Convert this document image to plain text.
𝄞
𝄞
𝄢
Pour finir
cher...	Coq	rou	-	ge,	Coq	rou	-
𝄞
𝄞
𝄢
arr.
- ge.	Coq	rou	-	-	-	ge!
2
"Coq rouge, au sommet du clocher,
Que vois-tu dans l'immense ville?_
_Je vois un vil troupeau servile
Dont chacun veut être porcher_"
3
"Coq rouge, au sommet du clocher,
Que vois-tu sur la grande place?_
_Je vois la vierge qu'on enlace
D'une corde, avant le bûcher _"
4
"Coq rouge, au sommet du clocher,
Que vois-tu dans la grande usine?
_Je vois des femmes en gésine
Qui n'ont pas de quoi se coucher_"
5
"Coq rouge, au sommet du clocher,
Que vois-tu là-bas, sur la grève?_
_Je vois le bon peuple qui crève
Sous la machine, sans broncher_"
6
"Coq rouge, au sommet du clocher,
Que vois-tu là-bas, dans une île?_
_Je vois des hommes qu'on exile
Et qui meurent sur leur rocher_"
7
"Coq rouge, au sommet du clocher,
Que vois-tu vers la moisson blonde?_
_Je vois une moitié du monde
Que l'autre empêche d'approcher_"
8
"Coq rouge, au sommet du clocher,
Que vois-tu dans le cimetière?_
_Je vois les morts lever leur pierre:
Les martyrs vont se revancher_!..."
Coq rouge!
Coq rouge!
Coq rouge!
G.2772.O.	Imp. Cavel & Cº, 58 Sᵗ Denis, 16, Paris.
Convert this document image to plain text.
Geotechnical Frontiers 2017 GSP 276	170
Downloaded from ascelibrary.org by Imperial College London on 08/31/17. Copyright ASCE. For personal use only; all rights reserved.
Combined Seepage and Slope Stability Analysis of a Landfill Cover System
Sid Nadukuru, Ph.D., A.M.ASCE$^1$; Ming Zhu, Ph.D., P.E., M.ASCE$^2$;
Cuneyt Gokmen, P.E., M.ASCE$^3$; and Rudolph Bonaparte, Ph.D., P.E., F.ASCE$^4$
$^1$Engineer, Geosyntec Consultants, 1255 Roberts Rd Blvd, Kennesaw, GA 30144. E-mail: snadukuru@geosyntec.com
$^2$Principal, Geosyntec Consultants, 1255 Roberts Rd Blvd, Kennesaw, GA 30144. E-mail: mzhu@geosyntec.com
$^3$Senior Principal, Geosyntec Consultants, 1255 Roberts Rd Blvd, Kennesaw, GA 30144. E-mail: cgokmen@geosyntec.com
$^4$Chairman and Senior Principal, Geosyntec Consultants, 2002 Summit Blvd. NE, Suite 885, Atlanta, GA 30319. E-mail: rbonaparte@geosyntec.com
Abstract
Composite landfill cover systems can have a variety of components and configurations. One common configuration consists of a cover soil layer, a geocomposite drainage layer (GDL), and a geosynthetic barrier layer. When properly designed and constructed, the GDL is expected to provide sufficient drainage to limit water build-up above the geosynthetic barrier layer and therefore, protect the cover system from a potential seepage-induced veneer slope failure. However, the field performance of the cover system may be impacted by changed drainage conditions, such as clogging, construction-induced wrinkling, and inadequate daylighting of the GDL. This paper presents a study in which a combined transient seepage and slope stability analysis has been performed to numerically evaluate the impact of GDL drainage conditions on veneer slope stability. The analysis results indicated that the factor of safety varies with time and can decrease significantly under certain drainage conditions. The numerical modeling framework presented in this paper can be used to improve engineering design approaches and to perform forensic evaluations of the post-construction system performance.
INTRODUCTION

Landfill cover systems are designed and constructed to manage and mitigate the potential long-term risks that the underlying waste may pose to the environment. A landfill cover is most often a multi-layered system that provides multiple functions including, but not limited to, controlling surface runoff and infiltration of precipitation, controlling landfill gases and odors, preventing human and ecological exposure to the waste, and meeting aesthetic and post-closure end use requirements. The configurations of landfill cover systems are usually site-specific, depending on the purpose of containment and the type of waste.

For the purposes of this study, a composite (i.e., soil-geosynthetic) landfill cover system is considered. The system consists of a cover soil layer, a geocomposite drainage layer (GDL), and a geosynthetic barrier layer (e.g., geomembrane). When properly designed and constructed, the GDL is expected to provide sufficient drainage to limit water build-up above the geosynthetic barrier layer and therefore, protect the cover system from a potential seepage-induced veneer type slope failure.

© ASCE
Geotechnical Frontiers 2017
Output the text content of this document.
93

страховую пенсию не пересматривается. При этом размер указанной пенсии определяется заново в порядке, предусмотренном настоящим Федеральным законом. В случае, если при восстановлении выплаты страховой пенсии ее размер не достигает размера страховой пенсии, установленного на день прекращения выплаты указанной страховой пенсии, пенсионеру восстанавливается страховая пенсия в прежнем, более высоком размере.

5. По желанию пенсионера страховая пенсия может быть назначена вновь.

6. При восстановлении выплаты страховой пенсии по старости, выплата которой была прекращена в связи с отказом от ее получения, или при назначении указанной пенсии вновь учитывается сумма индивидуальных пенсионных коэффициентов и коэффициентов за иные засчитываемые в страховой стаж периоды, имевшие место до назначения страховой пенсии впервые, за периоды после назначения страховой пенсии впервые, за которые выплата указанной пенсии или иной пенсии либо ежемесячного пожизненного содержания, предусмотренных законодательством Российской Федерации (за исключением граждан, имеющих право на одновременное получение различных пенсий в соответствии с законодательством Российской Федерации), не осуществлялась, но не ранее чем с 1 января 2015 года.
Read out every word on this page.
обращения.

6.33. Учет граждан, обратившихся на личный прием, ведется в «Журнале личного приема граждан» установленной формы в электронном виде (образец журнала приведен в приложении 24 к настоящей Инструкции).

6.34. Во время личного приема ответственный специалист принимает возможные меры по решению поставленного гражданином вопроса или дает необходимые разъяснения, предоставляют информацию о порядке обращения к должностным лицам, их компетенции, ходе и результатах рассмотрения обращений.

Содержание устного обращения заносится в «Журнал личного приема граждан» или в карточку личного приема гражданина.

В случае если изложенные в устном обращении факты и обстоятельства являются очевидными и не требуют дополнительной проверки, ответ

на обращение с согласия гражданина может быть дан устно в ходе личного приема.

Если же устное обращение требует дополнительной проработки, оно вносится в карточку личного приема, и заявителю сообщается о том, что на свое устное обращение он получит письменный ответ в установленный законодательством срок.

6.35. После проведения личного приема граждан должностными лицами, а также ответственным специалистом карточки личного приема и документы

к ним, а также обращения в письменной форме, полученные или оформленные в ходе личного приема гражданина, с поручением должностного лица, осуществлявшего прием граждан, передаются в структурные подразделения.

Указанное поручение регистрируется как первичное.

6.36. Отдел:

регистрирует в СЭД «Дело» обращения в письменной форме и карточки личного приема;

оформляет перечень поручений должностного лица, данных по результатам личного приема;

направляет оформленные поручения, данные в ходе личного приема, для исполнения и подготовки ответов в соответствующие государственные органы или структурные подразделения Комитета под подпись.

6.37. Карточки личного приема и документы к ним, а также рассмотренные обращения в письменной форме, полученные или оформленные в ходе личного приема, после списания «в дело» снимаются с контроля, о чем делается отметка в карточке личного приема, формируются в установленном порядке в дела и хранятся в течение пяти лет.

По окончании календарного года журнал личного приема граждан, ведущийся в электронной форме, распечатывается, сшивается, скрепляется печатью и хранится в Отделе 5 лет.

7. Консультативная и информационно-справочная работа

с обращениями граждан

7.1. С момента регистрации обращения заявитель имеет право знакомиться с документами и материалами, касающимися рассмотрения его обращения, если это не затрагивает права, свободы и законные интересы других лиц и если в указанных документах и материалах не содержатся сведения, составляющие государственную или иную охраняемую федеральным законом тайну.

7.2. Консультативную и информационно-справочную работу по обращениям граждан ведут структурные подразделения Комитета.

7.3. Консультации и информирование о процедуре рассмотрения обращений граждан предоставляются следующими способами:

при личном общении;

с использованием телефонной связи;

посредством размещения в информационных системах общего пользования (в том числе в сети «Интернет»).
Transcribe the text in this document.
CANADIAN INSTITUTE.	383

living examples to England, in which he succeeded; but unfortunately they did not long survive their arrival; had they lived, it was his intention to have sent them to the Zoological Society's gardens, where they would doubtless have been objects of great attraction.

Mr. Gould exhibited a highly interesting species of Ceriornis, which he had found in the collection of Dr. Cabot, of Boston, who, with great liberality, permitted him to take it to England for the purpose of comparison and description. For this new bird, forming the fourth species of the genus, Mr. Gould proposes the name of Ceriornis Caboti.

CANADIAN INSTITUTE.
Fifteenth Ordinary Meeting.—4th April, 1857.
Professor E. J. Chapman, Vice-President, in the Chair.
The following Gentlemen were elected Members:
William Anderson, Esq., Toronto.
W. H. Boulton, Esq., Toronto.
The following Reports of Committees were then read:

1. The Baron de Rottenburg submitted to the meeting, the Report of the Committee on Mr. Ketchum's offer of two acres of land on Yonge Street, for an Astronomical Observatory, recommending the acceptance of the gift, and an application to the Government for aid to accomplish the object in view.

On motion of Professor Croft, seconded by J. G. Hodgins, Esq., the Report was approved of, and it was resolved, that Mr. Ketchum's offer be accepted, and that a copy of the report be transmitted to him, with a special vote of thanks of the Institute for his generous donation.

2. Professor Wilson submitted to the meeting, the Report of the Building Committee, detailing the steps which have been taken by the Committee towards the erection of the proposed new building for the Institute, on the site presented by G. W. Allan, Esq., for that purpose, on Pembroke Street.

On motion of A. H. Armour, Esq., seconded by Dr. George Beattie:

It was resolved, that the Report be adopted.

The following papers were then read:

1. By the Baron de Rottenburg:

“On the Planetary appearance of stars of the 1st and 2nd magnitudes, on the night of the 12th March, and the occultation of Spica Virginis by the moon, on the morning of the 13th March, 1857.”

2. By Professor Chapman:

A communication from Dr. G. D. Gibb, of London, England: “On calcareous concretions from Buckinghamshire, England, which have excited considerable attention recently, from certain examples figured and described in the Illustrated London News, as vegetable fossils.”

+++++

**Exercise prompt:**
Look through the material above and pick out each line holding the word "examples".

**Complete output:**
living examples to England, in which he succeeded; but unfortunately they did not long survive their arrival; had they lived, it was his intention to have sent them to the Zoological Society's gardens, where they would doubtless have been objects of great attraction.
A communication from Dr. G. D. Gibb, of London, England: “On calcareous concretions from Buckinghamshire, England, which have excited considerable attention recently, from certain examples figured and described in the Illustrated London News, as vegetable fossils.”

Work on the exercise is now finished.